Only lines with the string "برقم" matter here; gather them from the material below.

Records contained in a dataset
__________________________________________________
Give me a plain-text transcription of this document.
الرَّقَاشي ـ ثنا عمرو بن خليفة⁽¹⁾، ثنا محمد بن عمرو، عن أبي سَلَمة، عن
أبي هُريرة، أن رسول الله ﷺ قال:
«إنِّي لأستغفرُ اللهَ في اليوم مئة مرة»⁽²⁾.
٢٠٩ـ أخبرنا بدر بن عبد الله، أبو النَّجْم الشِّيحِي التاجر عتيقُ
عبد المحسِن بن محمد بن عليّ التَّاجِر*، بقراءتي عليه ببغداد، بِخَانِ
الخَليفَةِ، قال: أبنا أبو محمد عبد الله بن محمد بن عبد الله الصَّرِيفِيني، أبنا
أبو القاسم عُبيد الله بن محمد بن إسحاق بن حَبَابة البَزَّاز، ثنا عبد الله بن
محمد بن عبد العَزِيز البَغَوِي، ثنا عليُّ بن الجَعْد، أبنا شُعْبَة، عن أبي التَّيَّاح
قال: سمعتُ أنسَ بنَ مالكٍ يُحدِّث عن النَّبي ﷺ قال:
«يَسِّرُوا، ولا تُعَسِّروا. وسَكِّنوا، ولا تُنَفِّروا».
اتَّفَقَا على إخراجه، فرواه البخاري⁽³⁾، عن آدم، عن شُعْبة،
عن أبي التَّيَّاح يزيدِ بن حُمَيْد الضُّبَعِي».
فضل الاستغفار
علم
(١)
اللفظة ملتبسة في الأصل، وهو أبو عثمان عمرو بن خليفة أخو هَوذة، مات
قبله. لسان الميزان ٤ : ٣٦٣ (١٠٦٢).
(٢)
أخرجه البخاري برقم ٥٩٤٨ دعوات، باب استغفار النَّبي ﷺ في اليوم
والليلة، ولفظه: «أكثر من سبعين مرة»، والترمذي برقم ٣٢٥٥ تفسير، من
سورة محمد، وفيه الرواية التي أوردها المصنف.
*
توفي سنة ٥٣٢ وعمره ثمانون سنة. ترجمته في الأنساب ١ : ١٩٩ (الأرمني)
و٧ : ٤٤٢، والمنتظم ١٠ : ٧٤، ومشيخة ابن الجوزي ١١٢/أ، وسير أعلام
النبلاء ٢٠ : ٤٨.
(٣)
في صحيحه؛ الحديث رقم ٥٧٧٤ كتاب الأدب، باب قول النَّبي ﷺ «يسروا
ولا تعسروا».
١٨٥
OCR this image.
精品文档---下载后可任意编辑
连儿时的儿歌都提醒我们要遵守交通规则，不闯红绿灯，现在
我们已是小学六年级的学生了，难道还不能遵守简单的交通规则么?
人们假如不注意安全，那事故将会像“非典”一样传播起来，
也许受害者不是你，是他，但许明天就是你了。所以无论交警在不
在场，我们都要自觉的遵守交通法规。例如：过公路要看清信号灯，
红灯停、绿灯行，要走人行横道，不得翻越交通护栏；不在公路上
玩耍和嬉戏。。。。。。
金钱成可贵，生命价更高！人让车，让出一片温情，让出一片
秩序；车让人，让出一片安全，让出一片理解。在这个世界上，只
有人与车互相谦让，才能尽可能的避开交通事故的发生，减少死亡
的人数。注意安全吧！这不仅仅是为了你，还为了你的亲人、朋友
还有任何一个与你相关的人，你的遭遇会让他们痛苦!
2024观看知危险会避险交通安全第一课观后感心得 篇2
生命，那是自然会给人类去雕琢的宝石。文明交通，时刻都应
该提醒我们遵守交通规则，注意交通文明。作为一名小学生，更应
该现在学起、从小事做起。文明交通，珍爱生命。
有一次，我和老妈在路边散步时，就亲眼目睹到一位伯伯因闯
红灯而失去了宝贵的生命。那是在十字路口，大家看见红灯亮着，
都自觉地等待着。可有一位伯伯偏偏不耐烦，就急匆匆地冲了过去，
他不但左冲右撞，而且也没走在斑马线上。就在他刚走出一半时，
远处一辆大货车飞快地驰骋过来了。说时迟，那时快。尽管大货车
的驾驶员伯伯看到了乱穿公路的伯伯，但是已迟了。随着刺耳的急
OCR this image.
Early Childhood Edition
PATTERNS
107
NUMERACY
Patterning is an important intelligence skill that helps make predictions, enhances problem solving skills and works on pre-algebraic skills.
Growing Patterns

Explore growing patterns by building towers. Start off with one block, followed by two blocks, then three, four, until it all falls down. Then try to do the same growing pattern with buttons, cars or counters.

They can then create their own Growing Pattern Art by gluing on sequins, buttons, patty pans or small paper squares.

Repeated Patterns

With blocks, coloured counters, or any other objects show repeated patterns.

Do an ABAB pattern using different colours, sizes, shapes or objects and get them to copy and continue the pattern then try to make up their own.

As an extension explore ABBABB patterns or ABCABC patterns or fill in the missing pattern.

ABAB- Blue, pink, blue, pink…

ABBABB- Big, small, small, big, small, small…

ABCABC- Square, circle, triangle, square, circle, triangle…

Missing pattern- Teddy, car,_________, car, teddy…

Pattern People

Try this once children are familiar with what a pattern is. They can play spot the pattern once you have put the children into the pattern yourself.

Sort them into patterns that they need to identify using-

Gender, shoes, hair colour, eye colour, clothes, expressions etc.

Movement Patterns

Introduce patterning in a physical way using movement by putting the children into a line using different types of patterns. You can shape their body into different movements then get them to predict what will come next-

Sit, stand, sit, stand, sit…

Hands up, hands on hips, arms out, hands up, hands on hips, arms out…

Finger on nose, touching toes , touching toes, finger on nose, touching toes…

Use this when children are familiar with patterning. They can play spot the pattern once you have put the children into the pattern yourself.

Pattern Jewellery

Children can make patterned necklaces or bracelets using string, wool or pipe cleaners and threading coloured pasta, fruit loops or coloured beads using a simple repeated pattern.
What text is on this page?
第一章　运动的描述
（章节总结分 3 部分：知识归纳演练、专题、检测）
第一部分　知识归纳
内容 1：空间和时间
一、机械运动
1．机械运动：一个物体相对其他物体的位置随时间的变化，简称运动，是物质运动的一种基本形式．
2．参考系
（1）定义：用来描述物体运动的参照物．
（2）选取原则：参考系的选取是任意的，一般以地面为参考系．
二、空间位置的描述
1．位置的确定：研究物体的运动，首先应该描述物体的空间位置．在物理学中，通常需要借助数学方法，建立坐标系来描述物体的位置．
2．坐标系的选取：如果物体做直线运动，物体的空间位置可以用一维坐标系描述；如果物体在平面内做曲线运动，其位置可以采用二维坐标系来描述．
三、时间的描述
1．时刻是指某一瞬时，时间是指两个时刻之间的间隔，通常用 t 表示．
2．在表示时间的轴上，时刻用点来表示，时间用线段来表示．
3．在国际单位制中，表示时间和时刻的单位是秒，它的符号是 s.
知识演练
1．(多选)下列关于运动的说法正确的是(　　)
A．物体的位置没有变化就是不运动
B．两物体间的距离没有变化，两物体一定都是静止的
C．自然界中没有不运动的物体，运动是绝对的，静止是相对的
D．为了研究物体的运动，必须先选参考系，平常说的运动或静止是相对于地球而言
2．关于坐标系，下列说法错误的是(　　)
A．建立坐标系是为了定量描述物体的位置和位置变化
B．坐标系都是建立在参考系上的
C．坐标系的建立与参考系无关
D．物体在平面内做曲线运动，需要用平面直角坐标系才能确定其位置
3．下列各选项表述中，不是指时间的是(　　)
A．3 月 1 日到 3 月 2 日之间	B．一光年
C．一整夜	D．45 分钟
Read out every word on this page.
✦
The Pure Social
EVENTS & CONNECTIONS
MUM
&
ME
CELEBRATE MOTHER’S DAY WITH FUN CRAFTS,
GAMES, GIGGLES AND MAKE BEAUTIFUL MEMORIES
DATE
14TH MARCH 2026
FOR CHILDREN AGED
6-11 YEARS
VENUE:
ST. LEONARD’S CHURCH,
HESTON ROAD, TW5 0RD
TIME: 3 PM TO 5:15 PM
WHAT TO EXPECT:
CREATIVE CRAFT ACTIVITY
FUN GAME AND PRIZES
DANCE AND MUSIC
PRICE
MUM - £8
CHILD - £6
__________________________________________________
*EXPECTED ANSWER:*
أخرجه البخاري برقم ٥٩٤٨ دعوات، باب استغفار النَّبي ﷺ في اليوم
والليلة، ولفظه: «أكثر من سبعين مرة»، والترمذي برقم ٣٢٥٥ تفسير، من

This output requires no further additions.